(Task instructions):
Give the number of lines in the listing below that include the word "screenshot", with nothing more.

Lines of data:

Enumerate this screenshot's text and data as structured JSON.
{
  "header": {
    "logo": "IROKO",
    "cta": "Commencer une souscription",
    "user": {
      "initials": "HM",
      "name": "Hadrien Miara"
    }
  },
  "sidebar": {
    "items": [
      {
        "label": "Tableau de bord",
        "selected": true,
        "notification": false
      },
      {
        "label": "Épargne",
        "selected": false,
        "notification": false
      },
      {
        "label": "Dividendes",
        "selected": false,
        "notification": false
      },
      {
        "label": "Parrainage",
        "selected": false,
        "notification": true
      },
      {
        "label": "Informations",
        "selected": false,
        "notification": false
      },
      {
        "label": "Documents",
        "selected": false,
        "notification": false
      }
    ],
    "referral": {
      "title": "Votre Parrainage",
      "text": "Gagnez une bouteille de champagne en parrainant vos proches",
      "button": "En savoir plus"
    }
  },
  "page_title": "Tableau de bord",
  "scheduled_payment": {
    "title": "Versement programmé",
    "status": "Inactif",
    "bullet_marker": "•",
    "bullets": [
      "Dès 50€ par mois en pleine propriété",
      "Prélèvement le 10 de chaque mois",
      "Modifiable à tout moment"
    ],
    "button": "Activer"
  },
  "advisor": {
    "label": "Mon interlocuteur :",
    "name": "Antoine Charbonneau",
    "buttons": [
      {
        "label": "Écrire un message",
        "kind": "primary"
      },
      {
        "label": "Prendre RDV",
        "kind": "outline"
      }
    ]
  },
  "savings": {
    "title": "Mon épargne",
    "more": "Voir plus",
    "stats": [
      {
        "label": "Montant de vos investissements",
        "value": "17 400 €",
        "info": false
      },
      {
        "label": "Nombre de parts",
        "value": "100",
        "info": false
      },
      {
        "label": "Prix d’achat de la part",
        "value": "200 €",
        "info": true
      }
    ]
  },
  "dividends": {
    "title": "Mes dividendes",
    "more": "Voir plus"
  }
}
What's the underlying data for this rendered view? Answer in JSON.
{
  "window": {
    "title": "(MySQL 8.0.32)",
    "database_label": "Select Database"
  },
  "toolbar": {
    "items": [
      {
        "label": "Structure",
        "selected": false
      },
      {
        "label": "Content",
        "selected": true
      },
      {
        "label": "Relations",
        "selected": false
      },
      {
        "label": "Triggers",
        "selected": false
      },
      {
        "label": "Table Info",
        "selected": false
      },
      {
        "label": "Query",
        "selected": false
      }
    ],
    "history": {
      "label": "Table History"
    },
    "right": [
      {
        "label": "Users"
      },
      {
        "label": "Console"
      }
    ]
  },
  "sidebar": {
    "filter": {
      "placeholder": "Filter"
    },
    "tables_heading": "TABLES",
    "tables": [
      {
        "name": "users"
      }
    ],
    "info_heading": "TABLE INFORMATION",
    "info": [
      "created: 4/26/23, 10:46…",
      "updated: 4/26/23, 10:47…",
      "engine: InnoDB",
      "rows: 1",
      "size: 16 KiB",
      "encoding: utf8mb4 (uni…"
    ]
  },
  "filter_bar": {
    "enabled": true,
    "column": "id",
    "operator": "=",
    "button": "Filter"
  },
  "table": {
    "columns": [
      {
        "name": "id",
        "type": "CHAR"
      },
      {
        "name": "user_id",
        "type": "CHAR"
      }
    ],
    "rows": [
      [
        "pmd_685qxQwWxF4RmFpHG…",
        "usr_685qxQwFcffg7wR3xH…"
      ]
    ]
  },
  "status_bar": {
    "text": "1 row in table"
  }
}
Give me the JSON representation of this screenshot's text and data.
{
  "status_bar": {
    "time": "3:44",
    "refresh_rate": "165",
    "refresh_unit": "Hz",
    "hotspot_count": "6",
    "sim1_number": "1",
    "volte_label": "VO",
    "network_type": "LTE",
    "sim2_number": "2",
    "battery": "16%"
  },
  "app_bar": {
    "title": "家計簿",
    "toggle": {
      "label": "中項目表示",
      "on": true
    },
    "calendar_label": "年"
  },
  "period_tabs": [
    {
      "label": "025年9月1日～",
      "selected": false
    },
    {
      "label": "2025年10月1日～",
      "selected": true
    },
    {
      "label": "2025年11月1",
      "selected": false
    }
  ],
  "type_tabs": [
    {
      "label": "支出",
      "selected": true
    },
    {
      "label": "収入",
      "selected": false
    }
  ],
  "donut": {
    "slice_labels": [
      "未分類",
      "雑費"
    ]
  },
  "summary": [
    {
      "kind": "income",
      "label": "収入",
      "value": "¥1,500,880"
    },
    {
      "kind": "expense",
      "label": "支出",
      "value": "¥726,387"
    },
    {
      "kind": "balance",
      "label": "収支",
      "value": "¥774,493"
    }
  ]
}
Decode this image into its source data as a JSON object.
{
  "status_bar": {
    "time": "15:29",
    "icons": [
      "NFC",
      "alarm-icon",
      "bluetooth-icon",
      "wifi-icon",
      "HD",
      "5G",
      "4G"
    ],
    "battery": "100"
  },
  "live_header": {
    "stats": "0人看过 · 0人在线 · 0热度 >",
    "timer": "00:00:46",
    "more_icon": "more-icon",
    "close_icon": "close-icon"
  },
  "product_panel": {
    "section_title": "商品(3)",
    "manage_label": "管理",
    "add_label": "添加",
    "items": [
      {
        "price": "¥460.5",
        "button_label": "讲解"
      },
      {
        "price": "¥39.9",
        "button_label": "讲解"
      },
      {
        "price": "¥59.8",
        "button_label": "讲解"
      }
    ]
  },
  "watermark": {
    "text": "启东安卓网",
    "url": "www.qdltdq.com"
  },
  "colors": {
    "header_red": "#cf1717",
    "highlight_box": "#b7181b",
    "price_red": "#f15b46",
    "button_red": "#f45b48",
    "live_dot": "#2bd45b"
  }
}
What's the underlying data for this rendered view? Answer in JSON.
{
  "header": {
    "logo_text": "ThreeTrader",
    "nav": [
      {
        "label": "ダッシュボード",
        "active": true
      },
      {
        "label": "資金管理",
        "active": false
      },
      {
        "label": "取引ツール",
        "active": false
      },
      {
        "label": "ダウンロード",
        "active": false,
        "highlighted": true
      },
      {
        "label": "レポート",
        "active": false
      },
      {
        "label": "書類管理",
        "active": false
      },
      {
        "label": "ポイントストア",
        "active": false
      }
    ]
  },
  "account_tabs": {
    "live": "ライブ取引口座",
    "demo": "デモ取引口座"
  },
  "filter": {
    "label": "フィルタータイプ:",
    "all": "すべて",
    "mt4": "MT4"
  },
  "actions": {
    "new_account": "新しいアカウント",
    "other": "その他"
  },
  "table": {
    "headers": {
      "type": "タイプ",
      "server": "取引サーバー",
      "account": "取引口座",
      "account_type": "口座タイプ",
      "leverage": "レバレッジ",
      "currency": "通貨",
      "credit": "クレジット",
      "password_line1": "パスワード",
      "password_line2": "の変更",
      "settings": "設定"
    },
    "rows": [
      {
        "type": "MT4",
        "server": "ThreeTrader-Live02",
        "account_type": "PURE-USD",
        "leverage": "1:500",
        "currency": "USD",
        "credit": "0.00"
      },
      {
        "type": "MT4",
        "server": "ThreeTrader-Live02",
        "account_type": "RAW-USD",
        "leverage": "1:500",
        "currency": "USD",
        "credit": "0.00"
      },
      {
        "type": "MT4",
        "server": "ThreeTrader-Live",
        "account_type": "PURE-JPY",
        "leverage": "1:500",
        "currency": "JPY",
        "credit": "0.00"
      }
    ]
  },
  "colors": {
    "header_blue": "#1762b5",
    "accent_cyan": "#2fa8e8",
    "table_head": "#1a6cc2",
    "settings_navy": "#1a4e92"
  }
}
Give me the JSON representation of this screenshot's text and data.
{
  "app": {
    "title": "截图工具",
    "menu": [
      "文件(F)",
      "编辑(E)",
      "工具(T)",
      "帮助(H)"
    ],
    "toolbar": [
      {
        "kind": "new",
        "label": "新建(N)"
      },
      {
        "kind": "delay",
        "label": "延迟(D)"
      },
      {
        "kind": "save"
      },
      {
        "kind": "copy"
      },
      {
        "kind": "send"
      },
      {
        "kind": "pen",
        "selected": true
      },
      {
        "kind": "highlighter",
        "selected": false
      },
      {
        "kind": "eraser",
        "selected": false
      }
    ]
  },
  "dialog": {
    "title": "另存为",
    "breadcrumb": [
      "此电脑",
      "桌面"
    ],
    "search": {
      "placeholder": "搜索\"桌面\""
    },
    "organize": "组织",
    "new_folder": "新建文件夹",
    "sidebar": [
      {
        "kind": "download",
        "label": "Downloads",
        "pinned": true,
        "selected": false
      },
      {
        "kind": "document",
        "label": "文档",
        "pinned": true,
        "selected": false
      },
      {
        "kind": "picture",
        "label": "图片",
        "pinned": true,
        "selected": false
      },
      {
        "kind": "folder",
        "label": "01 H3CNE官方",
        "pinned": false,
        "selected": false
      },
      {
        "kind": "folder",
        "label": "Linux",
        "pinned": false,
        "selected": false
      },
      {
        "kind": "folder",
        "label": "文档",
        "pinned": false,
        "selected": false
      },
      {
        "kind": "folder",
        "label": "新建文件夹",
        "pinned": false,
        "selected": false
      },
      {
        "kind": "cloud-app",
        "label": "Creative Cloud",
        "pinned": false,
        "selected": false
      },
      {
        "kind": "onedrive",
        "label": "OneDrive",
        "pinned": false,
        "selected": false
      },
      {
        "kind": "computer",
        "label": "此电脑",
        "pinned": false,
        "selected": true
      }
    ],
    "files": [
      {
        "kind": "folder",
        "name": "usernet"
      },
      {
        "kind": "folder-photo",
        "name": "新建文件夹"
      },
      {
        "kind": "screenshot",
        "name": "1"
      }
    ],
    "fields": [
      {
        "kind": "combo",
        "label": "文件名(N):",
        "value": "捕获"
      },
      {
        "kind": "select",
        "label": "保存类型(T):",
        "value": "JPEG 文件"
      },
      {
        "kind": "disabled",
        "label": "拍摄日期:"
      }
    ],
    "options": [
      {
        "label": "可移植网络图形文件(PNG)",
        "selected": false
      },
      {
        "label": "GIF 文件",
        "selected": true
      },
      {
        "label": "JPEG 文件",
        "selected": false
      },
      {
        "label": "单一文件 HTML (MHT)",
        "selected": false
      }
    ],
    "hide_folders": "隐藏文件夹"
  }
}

(Completed exercise):
4